Dataset entries

◇ ◇ ◇ ◇

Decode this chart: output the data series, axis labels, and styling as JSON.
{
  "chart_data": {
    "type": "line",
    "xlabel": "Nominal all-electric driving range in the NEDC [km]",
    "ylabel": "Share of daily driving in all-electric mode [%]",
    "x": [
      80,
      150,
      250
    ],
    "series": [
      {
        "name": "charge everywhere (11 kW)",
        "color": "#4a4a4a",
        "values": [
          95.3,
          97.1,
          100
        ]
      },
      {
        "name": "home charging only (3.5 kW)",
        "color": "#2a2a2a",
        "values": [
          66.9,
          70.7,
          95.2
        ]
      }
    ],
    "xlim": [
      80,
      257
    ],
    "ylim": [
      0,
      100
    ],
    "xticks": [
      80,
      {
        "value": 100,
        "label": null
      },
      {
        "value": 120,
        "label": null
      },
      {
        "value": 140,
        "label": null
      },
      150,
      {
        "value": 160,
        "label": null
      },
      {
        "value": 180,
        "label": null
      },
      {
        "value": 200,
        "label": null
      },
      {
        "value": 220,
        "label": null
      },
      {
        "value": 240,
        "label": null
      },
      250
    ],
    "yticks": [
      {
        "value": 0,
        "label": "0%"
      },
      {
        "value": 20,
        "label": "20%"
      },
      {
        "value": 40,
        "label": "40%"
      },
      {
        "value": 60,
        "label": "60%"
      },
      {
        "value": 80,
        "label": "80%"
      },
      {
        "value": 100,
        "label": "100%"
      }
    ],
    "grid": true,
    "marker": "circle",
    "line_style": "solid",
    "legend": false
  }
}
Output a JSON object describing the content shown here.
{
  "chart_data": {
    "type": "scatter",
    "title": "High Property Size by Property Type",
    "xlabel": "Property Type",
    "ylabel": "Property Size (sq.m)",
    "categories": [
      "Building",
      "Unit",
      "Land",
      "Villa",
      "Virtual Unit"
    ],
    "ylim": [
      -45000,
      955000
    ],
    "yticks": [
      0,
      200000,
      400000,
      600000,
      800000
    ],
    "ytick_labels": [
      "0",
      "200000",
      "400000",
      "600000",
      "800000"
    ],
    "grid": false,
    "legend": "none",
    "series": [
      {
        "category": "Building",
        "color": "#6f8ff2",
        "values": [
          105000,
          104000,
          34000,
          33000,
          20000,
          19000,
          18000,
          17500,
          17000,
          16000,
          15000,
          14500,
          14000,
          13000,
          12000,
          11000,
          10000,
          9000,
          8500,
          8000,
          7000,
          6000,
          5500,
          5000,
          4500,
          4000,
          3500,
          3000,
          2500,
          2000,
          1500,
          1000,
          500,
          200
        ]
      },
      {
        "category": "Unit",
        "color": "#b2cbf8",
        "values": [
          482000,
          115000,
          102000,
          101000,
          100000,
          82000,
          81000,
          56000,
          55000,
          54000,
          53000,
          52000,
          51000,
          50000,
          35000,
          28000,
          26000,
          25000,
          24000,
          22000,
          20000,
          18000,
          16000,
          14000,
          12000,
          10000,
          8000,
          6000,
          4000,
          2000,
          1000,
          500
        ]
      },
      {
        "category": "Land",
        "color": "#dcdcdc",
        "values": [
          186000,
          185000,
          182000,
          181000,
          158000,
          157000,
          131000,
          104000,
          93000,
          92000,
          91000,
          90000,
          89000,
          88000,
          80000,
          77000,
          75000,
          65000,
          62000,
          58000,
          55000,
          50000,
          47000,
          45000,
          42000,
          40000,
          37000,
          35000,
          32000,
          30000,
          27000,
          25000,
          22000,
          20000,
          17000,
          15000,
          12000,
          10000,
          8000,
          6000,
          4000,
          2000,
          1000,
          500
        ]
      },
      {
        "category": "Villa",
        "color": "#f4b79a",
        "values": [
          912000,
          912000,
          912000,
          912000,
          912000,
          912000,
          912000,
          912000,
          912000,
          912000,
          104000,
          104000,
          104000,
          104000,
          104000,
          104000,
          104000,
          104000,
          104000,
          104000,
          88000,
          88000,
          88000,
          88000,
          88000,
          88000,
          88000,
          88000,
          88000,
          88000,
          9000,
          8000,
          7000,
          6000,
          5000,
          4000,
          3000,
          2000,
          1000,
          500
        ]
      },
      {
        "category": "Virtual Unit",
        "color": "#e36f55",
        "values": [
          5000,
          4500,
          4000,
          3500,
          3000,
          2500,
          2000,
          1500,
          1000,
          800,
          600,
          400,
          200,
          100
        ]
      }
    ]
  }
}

◇ ◇ ◇ ◇

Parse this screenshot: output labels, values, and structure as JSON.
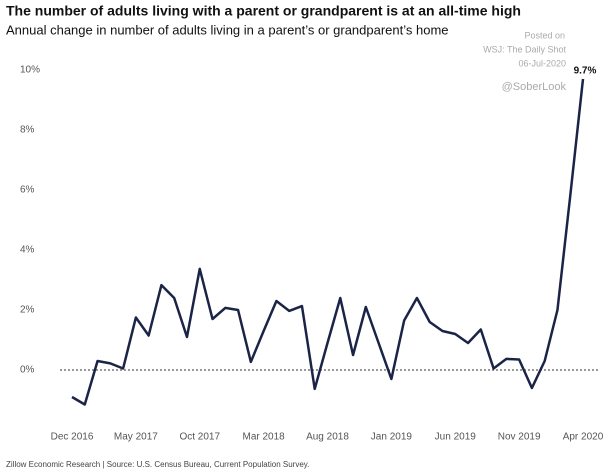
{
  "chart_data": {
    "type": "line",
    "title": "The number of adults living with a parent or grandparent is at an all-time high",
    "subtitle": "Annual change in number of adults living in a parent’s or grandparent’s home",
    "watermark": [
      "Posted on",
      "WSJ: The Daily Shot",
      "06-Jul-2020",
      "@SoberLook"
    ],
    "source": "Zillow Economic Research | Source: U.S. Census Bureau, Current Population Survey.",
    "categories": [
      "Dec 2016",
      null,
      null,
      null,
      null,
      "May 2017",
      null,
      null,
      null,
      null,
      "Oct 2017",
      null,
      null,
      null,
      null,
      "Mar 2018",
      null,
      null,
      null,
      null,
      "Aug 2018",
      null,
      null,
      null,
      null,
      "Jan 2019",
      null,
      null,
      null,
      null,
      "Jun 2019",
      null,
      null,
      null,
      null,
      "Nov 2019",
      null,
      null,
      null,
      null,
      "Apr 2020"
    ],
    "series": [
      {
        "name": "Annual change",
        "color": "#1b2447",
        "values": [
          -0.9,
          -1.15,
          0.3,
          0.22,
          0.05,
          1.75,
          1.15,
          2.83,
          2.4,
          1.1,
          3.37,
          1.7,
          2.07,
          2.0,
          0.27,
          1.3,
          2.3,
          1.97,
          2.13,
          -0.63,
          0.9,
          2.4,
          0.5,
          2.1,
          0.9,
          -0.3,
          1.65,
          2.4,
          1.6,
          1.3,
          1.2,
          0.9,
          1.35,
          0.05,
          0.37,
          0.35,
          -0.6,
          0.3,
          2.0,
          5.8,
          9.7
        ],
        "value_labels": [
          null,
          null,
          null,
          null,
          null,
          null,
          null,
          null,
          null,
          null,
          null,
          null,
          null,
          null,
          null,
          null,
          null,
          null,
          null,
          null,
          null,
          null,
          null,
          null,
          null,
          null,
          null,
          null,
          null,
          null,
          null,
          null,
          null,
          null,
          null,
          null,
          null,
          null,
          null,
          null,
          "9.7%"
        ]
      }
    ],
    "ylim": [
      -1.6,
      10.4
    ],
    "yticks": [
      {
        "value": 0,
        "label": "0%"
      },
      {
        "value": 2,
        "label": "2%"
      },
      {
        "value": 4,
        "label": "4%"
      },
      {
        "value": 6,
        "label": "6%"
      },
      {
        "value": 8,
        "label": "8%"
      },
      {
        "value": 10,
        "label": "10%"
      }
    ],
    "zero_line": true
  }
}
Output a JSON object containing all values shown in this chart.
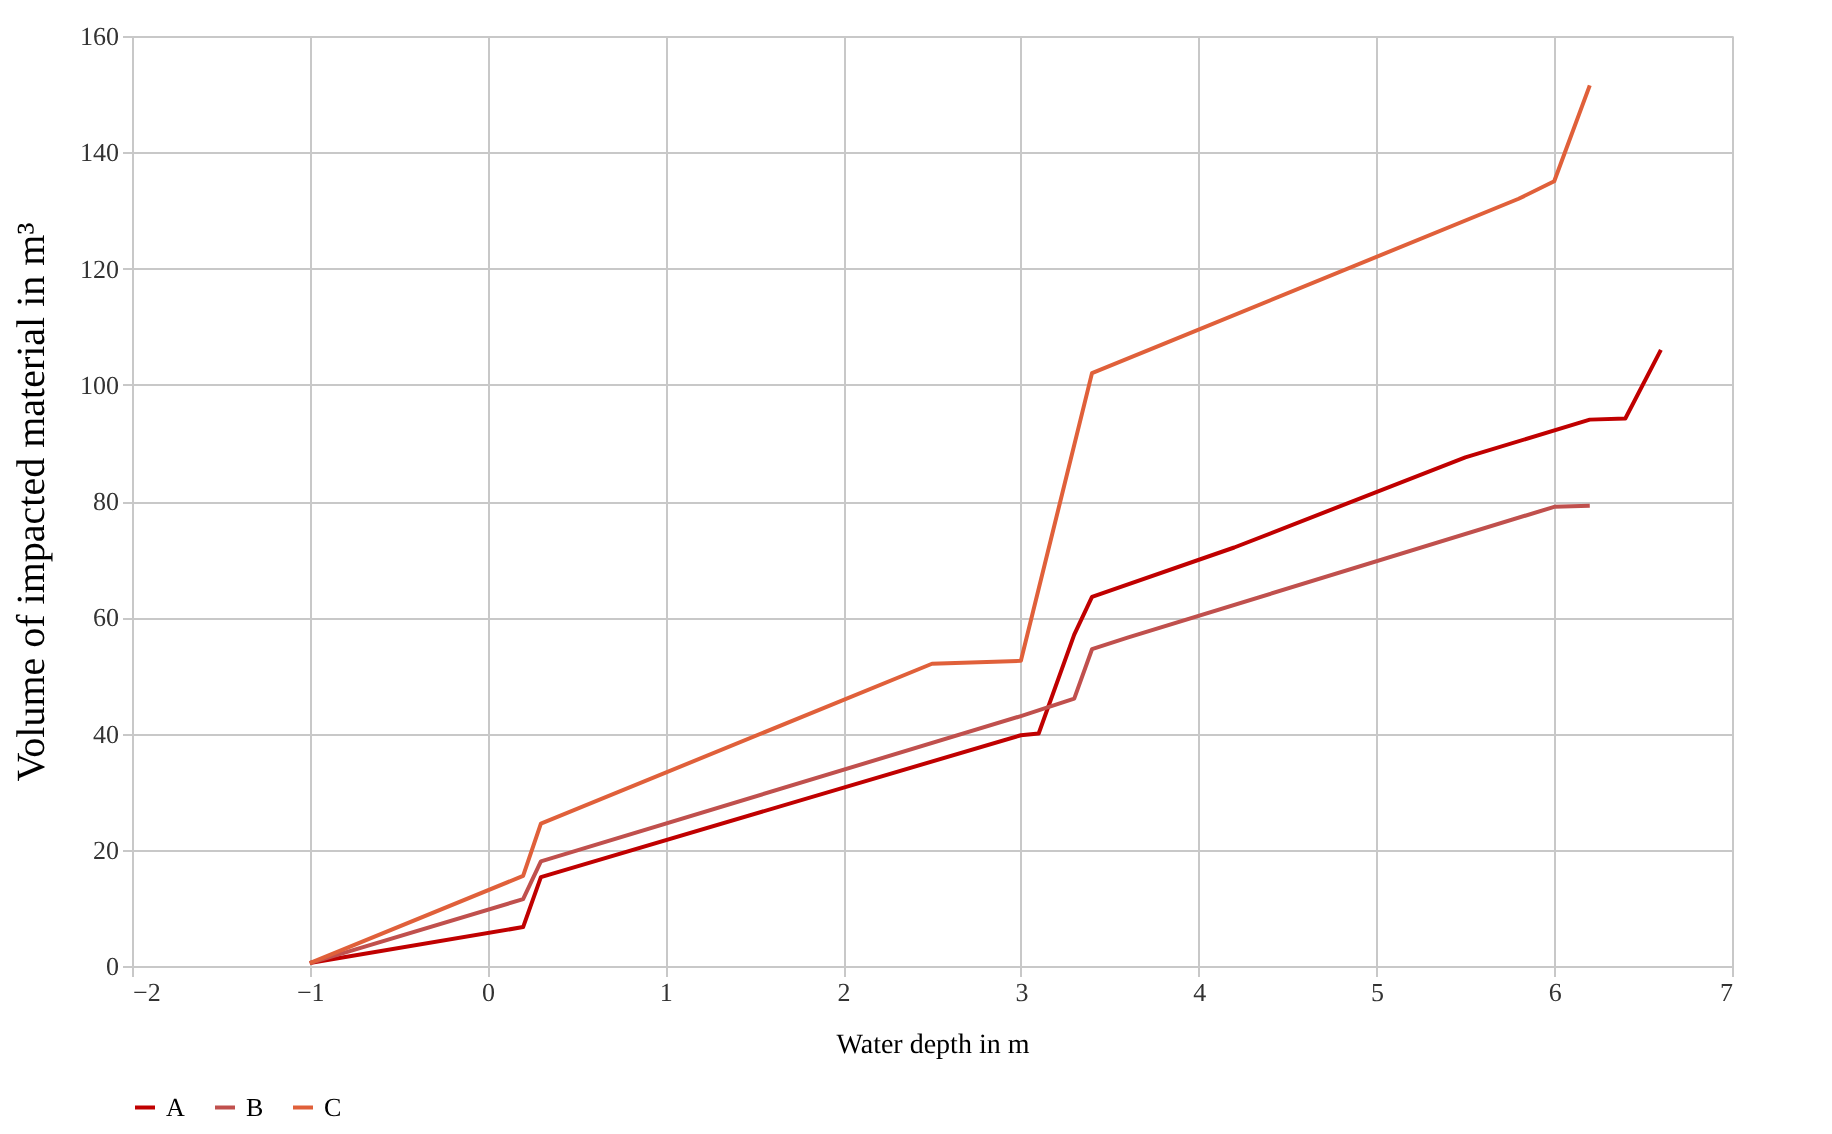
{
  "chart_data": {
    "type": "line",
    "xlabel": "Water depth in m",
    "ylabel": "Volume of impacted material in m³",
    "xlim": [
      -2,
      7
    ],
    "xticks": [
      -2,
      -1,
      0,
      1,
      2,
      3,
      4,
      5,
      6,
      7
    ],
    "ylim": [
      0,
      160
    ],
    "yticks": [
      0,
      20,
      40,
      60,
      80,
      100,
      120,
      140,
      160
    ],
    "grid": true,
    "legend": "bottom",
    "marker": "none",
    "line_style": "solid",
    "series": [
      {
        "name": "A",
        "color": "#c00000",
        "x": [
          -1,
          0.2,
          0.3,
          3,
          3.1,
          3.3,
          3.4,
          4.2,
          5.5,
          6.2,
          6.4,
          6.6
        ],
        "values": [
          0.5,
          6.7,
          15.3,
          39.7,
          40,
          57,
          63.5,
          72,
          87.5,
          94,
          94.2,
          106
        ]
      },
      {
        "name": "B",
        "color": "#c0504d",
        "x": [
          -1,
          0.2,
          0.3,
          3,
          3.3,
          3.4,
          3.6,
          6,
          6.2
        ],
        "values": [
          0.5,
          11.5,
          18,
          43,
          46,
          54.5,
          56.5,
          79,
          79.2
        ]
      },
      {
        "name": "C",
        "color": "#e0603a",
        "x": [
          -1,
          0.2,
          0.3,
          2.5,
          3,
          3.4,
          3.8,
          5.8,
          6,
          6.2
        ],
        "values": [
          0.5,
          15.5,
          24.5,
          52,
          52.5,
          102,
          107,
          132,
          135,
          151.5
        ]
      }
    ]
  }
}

◇ ◇ ◇ ◇

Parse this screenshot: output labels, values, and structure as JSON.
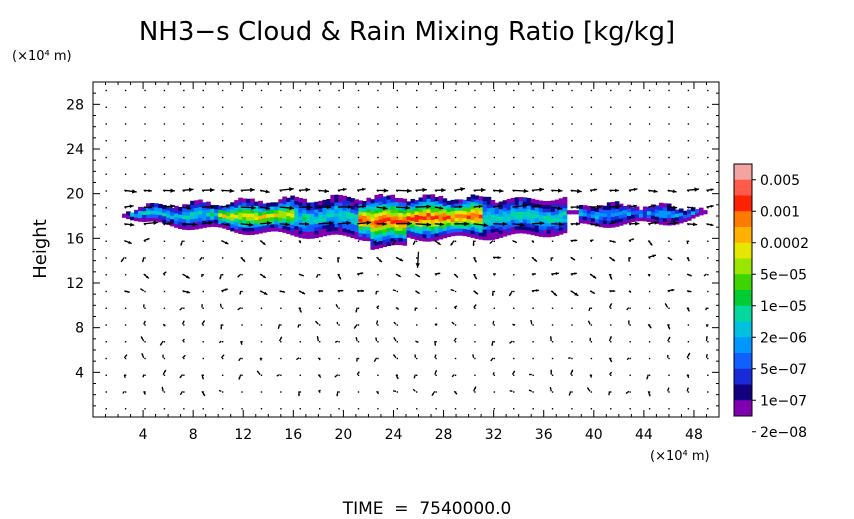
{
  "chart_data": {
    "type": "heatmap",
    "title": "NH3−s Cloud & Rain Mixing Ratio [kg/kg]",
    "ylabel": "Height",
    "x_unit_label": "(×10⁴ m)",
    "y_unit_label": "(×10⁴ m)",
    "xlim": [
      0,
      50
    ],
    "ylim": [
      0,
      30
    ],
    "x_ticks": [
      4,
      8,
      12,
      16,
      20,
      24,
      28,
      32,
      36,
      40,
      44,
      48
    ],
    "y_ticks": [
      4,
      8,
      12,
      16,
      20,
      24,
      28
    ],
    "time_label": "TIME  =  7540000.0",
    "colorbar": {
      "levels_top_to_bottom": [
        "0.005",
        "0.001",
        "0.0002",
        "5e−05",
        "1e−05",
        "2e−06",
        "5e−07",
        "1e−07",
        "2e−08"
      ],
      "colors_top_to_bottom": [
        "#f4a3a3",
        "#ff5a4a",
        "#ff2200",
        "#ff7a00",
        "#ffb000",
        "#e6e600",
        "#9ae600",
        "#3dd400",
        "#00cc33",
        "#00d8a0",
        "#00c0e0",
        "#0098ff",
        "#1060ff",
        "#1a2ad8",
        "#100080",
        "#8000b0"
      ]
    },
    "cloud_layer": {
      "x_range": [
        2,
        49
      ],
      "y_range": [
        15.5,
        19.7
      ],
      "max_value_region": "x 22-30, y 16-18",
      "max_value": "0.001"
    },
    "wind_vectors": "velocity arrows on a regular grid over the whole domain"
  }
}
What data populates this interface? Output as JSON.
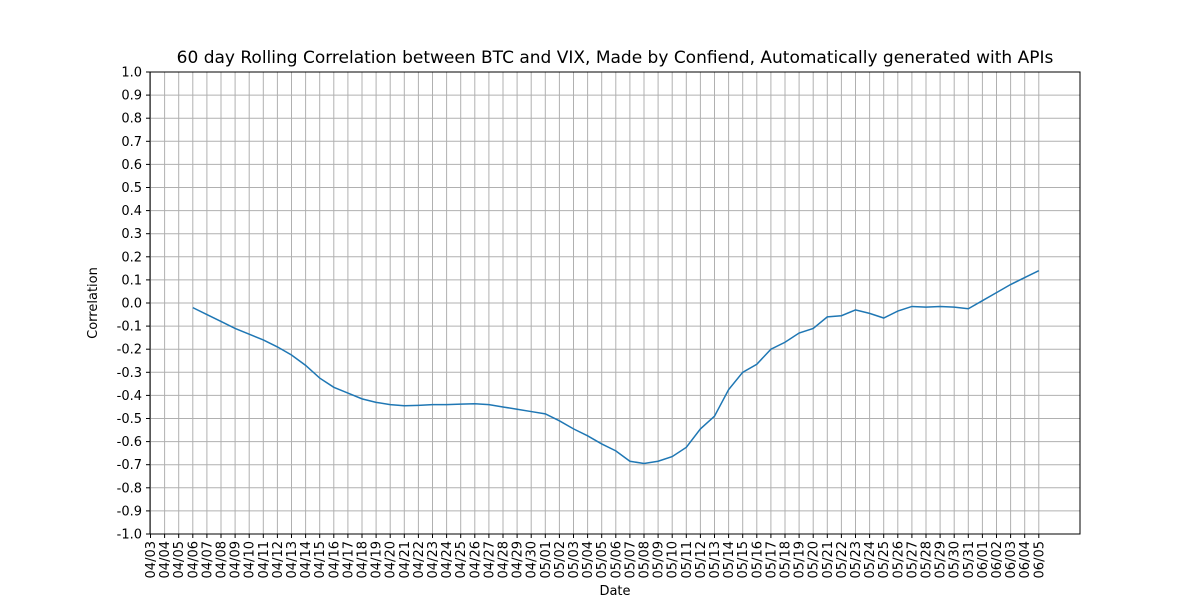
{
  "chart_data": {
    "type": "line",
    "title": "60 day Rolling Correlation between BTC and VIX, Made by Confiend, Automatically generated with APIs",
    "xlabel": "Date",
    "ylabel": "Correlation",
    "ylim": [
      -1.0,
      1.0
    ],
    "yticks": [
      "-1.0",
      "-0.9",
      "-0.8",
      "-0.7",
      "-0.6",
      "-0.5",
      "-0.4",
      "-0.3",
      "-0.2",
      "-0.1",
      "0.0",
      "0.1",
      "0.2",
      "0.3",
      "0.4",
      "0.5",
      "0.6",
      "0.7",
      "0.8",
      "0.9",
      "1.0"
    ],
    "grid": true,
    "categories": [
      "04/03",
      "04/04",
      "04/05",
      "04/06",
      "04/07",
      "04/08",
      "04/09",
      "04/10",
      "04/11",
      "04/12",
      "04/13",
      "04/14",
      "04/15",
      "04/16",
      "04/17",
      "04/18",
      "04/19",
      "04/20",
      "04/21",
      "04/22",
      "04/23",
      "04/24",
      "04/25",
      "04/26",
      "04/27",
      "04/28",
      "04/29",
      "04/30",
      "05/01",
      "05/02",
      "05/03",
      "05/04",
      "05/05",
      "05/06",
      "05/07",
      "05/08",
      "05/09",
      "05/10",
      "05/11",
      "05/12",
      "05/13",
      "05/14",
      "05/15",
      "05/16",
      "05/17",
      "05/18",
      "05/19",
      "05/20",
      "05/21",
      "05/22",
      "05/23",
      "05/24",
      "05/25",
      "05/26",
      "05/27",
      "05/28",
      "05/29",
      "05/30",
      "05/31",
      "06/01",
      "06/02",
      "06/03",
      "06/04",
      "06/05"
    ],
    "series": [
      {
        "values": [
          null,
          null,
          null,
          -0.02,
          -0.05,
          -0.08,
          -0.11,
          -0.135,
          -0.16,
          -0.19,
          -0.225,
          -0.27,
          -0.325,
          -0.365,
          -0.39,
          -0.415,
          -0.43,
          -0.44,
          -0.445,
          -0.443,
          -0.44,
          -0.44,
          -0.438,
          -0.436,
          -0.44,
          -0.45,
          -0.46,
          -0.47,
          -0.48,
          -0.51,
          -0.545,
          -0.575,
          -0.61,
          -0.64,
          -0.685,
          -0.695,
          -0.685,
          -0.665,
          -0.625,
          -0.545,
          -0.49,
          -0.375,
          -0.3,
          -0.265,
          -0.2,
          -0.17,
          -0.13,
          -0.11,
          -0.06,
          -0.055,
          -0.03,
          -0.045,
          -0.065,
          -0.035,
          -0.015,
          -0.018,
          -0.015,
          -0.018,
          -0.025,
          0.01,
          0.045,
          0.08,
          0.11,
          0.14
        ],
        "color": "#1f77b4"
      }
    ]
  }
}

◇ ◇ ◇ ◇

* **SET EXERCISE**:
Take each line of the material that contains the word "number" and list it.

* **ANSWER TO THIS EXERCISE**:
    "title": "The number of adults living with a parent or grandparent is at an all-time high",
    "subtitle": "Annual change in number of adults living in a parent’s or grandparent’s home",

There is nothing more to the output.